- **WRITTEN REQUEST**:
Retype every entry exactly, character for character.

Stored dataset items
+ + + + + + +

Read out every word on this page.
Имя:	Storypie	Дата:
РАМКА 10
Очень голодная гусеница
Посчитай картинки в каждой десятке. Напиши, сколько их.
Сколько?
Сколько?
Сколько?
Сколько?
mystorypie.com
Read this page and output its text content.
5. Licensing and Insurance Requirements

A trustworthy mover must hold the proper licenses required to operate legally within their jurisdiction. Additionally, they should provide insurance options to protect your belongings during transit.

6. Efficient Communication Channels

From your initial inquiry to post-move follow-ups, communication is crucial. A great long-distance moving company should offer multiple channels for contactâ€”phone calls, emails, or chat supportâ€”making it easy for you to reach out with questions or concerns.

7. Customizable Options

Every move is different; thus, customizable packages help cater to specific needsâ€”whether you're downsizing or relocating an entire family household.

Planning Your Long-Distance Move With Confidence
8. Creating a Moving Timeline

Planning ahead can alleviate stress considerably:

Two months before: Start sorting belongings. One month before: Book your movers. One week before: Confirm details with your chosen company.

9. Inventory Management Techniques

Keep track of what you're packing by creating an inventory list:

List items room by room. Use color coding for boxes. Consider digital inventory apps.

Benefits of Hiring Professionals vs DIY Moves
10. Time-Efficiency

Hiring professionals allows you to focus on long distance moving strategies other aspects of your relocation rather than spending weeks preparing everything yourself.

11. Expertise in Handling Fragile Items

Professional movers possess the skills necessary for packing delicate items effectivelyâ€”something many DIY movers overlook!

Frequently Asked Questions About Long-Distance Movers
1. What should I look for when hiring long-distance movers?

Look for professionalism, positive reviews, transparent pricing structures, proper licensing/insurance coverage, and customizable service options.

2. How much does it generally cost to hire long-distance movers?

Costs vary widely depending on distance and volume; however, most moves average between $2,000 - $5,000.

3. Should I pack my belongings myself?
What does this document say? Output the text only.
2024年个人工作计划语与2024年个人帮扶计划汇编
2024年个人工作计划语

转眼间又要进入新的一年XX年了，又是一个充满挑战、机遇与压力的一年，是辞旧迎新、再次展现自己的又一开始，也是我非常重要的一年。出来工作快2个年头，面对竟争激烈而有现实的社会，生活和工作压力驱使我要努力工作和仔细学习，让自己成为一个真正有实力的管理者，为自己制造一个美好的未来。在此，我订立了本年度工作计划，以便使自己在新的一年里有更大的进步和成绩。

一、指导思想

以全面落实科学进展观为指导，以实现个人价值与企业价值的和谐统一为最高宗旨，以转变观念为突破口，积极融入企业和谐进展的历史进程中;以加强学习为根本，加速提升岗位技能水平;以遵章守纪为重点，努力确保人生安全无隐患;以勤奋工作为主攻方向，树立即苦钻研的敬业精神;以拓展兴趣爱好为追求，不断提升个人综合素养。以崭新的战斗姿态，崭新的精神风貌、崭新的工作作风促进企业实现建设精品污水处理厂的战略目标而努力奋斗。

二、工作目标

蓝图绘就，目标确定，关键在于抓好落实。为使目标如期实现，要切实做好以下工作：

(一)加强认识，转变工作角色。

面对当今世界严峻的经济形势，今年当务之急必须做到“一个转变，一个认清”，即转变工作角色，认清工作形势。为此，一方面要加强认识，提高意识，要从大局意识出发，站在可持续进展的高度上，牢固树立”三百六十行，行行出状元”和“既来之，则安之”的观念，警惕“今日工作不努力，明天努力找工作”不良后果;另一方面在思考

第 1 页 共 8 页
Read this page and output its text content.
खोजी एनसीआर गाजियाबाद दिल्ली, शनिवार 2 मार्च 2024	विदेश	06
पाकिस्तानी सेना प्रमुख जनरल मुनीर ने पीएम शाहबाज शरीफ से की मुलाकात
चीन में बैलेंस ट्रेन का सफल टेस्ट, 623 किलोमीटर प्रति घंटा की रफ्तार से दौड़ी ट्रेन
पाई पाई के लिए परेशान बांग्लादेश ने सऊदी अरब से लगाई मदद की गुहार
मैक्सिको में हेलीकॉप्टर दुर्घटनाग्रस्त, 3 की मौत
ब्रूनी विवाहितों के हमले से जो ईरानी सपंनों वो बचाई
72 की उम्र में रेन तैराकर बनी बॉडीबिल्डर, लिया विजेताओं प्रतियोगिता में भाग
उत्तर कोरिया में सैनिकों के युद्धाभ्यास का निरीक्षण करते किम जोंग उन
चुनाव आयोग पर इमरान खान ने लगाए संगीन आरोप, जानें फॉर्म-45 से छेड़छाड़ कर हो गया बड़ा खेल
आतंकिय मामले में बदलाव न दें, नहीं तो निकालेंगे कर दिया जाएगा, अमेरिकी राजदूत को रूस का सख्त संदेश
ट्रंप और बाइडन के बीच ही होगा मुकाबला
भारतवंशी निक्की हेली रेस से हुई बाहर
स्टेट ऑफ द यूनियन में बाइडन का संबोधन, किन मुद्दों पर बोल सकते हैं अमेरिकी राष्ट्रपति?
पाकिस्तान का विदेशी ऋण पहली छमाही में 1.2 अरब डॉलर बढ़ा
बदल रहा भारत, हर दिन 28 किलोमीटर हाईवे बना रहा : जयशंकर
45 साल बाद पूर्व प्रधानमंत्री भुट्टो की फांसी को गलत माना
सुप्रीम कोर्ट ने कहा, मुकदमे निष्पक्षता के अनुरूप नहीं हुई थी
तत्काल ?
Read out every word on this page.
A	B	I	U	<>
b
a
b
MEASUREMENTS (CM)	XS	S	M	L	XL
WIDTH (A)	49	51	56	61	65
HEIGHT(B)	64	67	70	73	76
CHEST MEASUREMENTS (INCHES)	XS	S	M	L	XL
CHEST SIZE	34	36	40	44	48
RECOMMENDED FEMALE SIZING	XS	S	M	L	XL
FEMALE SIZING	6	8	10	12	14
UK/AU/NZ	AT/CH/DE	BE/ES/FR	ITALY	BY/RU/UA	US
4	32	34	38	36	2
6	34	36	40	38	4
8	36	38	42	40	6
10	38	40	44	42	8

+ + + + + + +

- **RESPONSE TO THE TASK**:
Read out every word on this page.
Имя:	Storypie	Дата:
РАМКА 10
Очень голодная гусеница
Посчитай картинки в каждой десятке. Напиши, сколько их.
Сколько?
Сколько?
Сколько?
Сколько?
mystorypie.com
Read this page and output its text content.
5. Licensing and Insurance Requirements

A trustworthy mover must hold the proper licenses required to operate legally within their jurisdiction. Additionally, they should provide insurance options to protect your belongings during transit.

6. Efficient Communication Channels

From your initial inquiry to post-move follow-ups, communication is crucial. A great long-distance moving company should offer multiple channels for contactâ€”phone calls, emails, or chat supportâ€”making it easy for you to reach out with questions or concerns.

7. Customizable Options

Every move is different; thus, customizable packages help cater to specific needsâ€”whether you're downsizing or relocating an entire family household.

Planning Your Long-Distance Move With Confidence
8. Creating a Moving Timeline

Planning ahead can alleviate stress considerably:

Two months before: Start sorting belongings. One month before: Book your movers. One week before: Confirm details with your chosen company.

9. Inventory Management Techniques

Keep track of what you're packing by creating an inventory list:

List items room by room. Use color coding for boxes. Consider digital inventory apps.

Benefits of Hiring Professionals vs DIY Moves
10. Time-Efficiency

Hiring professionals allows you to focus on long distance moving strategies other aspects of your relocation rather than spending weeks preparing everything yourself.

11. Expertise in Handling Fragile Items

Professional movers possess the skills necessary for packing delicate items effectivelyâ€”something many DIY movers overlook!

Frequently Asked Questions About Long-Distance Movers
1. What should I look for when hiring long-distance movers?

Look for professionalism, positive reviews, transparent pricing structures, proper licensing/insurance coverage, and customizable service options.

2. How much does it generally cost to hire long-distance movers?

Costs vary widely depending on distance and volume; however, most moves average between $2,000 - $5,000.

3. Should I pack my belongings myself?
What does this document say? Output the text only.
2024年个人工作计划语与2024年个人帮扶计划汇编
2024年个人工作计划语

转眼间又要进入新的一年XX年了，又是一个充满挑战、机遇与压力的一年，是辞旧迎新、再次展现自己的又一开始，也是我非常重要的一年。出来工作快2个年头，面对竟争激烈而有现实的社会，生活和工作压力驱使我要努力工作和仔细学习，让自己成为一个真正有实力的管理者，为自己制造一个美好的未来。在此，我订立了本年度工作计划，以便使自己在新的一年里有更大的进步和成绩。

一、指导思想

以全面落实科学进展观为指导，以实现个人价值与企业价值的和谐统一为最高宗旨，以转变观念为突破口，积极融入企业和谐进展的历史进程中;以加强学习为根本，加速提升岗位技能水平;以遵章守纪为重点，努力确保人生安全无隐患;以勤奋工作为主攻方向，树立即苦钻研的敬业精神;以拓展兴趣爱好为追求，不断提升个人综合素养。以崭新的战斗姿态，崭新的精神风貌、崭新的工作作风促进企业实现建设精品污水处理厂的战略目标而努力奋斗。

二、工作目标

蓝图绘就，目标确定，关键在于抓好落实。为使目标如期实现，要切实做好以下工作：

(一)加强认识，转变工作角色。

面对当今世界严峻的经济形势，今年当务之急必须做到“一个转变，一个认清”，即转变工作角色，认清工作形势。为此，一方面要加强认识，提高意识，要从大局意识出发，站在可持续进展的高度上，牢固树立”三百六十行，行行出状元”和“既来之，则安之”的观念，警惕“今日工作不努力，明天努力找工作”不良后果;另一方面在思考

第 1 页 共 8 页
Read this page and output its text content.
खोजी एनसीआर गाजियाबाद दिल्ली, शनिवार 2 मार्च 2024	विदेश	06
पाकिस्तानी सेना प्रमुख जनरल मुनीर ने पीएम शाहबाज शरीफ से की मुलाकात
चीन में बैलेंस ट्रेन का सफल टेस्ट, 623 किलोमीटर प्रति घंटा की रफ्तार से दौड़ी ट्रेन
पाई पाई के लिए परेशान बांग्लादेश ने सऊदी अरब से लगाई मदद की गुहार
मैक्सिको में हेलीकॉप्टर दुर्घटनाग्रस्त, 3 की मौत
ब्रूनी विवाहितों के हमले से जो ईरानी सपंनों वो बचाई
72 की उम्र में रेन तैराकर बनी बॉडीबिल्डर, लिया विजेताओं प्रतियोगिता में भाग
उत्तर कोरिया में सैनिकों के युद्धाभ्यास का निरीक्षण करते किम जोंग उन
चुनाव आयोग पर इमरान खान ने लगाए संगीन आरोप, जानें फॉर्म-45 से छेड़छाड़ कर हो गया बड़ा खेल
आतंकिय मामले में बदलाव न दें, नहीं तो निकालेंगे कर दिया जाएगा, अमेरिकी राजदूत को रूस का सख्त संदेश
ट्रंप और बाइडन के बीच ही होगा मुकाबला
भारतवंशी निक्की हेली रेस से हुई बाहर
स्टेट ऑफ द यूनियन में बाइडन का संबोधन, किन मुद्दों पर बोल सकते हैं अमेरिकी राष्ट्रपति?
पाकिस्तान का विदेशी ऋण पहली छमाही में 1.2 अरब डॉलर बढ़ा
बदल रहा भारत, हर दिन 28 किलोमीटर हाईवे बना रहा : जयशंकर
45 साल बाद पूर्व प्रधानमंत्री भुट्टो की फांसी को गलत माना
सुप्रीम कोर्ट ने कहा, मुकदमे निष्पक्षता के अनुरूप नहीं हुई थी
तत्काल ?
Read out every word on this page.
A	B	I	U	<>
b
a
b
MEASUREMENTS (CM)	XS	S	M	L	XL
WIDTH (A)	49	51	56	61	65
HEIGHT(B)	64	67	70	73	76
CHEST MEASUREMENTS (INCHES)	XS	S	M	L	XL
CHEST SIZE	34	36	40	44	48
RECOMMENDED FEMALE SIZING	XS	S	M	L	XL
FEMALE SIZING	6	8	10	12	14
UK/AU/NZ	AT/CH/DE	BE/ES/FR	ITALY	BY/RU/UA	US
4	32	34	38	36	2
6	34	36	40	38	4
8	36	38	42	40	6
10	38	40	44	42	8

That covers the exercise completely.